----- MATERIAL

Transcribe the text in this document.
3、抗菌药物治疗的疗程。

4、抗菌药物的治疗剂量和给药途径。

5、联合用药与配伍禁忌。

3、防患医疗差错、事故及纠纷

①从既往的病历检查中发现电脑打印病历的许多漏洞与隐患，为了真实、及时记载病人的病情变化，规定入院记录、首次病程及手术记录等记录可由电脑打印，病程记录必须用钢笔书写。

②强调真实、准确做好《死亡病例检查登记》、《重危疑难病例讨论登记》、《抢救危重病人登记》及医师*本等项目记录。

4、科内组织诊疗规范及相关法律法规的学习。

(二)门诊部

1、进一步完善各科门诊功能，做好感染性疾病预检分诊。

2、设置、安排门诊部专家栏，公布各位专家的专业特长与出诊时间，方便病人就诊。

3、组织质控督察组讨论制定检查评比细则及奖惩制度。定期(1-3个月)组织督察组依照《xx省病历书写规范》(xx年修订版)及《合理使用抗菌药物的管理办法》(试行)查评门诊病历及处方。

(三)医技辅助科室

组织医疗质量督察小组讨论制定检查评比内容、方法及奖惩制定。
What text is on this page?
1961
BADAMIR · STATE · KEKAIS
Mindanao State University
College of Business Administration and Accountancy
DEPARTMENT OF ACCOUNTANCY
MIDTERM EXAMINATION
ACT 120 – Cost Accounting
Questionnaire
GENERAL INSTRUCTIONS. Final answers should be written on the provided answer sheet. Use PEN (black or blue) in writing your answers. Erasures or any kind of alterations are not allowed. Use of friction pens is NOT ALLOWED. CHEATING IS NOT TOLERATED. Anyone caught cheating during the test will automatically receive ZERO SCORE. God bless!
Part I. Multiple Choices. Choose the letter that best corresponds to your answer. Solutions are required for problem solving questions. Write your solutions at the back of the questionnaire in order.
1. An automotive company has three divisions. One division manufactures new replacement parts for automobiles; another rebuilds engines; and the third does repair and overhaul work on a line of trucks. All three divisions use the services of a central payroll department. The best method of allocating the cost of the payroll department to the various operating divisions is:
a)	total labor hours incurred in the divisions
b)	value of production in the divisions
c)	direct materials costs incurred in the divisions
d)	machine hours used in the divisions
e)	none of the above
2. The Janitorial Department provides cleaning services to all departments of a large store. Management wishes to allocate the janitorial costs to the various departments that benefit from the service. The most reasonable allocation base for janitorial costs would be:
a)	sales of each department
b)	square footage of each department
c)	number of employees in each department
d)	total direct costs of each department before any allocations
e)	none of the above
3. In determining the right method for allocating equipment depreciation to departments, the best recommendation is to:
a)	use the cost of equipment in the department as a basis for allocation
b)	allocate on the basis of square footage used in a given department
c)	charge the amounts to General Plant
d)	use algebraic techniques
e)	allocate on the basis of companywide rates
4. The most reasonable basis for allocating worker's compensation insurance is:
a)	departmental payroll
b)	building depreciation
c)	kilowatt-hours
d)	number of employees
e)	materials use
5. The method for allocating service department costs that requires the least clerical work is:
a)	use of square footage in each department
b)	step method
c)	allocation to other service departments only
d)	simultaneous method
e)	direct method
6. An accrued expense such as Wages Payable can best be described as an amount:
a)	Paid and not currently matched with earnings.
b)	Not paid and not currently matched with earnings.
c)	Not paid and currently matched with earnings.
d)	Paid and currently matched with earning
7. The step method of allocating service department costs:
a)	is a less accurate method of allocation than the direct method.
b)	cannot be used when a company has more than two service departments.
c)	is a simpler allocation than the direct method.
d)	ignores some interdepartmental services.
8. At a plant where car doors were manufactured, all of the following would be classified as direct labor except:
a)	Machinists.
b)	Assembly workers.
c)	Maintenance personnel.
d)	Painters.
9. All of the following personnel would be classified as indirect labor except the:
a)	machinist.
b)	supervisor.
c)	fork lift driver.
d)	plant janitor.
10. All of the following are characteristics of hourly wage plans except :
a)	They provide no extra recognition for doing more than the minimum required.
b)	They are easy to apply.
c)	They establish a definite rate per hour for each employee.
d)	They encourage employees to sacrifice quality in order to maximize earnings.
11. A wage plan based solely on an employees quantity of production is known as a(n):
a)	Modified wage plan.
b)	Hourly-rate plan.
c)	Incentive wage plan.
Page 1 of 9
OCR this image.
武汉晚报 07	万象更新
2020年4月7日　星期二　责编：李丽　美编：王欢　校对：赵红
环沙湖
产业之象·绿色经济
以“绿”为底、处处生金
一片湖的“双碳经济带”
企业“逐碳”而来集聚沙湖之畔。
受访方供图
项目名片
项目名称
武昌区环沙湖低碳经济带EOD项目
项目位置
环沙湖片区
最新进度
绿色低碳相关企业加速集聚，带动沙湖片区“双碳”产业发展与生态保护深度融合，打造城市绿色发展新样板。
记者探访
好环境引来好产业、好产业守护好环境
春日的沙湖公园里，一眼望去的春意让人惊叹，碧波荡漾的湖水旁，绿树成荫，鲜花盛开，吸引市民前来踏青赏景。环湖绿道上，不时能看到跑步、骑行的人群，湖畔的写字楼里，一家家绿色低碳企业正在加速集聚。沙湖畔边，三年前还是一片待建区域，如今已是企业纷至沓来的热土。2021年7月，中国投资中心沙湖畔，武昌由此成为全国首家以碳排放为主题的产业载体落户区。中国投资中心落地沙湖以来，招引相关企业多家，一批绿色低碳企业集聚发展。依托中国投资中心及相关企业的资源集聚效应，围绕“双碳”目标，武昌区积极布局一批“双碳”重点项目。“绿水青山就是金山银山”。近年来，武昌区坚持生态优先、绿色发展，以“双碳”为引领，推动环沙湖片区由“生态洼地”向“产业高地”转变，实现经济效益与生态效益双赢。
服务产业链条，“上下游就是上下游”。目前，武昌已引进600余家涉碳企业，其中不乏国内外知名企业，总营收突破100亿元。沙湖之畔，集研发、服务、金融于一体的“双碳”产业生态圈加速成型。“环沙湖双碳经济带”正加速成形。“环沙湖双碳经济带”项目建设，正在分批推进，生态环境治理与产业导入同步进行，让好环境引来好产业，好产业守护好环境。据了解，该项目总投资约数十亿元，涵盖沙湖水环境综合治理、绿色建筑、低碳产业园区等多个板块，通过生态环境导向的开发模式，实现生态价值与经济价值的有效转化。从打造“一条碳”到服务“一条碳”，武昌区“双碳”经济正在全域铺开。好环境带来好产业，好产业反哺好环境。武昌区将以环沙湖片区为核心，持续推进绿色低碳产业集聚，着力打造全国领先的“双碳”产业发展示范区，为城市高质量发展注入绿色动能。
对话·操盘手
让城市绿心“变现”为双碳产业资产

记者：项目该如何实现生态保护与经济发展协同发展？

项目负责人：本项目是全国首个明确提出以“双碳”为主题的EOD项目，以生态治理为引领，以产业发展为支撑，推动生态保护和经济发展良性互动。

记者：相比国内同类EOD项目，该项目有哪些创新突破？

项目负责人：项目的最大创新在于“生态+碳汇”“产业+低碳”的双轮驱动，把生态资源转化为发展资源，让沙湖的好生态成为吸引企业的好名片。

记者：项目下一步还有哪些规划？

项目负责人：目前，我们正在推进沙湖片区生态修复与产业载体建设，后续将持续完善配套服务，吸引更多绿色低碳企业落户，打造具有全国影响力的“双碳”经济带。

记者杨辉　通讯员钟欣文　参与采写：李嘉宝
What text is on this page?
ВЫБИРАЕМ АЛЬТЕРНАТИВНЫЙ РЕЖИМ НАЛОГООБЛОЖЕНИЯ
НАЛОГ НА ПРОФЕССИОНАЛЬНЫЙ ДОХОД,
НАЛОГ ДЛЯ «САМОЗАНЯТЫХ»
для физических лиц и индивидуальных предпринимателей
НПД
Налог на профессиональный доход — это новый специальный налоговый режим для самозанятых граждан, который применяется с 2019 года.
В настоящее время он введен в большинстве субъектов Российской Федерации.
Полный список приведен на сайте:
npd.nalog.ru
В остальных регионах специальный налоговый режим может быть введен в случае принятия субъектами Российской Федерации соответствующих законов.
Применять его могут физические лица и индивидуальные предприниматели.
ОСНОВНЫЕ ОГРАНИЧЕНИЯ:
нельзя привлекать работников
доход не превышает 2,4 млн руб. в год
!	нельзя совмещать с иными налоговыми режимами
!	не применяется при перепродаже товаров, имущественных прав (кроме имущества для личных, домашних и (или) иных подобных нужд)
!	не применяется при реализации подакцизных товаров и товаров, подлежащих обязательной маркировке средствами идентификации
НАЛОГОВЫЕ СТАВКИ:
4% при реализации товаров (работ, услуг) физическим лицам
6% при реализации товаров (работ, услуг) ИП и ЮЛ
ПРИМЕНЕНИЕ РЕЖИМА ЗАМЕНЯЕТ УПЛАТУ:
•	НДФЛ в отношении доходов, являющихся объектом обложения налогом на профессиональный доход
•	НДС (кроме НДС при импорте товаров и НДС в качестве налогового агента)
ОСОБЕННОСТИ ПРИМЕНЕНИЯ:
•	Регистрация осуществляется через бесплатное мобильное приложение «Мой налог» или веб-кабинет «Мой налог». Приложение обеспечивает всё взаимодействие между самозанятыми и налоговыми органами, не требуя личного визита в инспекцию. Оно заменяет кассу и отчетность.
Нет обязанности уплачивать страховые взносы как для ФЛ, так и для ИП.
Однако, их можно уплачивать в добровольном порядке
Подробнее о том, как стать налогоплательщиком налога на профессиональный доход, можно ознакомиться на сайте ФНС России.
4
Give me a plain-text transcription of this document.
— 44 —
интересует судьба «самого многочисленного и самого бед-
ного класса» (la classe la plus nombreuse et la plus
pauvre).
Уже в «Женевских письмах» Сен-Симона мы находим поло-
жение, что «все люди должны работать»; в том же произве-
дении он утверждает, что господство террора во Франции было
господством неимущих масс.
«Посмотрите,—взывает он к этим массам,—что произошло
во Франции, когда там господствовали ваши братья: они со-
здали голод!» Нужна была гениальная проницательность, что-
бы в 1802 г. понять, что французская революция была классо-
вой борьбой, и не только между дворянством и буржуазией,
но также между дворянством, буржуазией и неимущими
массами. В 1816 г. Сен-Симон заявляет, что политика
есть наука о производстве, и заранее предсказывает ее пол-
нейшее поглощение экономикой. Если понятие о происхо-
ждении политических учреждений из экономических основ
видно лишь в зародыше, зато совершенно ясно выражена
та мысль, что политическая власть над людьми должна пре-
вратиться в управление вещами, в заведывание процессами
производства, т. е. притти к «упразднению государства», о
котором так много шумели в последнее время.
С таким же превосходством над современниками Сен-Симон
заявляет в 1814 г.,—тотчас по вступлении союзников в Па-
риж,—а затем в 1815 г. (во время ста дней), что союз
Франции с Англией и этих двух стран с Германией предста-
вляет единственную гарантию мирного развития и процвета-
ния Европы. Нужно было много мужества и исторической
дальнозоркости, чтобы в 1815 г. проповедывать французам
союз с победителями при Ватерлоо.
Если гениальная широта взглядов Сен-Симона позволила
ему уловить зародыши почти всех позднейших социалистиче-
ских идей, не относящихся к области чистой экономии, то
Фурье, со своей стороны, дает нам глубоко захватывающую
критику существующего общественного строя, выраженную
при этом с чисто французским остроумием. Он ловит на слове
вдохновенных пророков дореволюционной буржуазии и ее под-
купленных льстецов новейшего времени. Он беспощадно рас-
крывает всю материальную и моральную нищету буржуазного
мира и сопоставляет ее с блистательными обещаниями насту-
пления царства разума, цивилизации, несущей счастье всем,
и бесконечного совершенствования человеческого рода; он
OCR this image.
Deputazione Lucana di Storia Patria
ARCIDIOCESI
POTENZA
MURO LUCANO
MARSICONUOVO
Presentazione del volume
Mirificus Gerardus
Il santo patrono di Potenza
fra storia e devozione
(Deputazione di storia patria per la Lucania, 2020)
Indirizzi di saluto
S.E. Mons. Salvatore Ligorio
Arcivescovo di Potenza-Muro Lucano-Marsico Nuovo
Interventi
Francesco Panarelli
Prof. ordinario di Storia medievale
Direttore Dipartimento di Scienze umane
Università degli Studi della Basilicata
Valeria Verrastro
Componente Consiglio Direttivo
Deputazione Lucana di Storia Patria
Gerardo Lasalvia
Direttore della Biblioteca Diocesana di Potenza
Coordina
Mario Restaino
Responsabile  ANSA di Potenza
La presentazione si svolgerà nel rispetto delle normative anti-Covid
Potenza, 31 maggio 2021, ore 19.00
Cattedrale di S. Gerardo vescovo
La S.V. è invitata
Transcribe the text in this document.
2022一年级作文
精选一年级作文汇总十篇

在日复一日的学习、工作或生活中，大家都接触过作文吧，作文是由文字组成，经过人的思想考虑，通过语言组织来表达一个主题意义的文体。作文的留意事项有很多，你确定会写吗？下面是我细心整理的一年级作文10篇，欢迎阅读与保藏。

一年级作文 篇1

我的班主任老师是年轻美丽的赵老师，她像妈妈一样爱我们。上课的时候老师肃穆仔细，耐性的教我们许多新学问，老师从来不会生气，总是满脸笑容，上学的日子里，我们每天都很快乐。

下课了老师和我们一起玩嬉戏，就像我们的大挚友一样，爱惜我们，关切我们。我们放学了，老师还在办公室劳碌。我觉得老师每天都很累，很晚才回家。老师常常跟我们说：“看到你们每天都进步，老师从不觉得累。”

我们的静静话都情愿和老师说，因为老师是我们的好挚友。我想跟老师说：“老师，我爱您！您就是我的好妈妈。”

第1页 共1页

----------

● **REQUEST**
Check each line of the records for the word "number", and show the lines that contain it.

● **RESULT FOR THIS TASK**
c)	number of employees in each department
d)	number of employees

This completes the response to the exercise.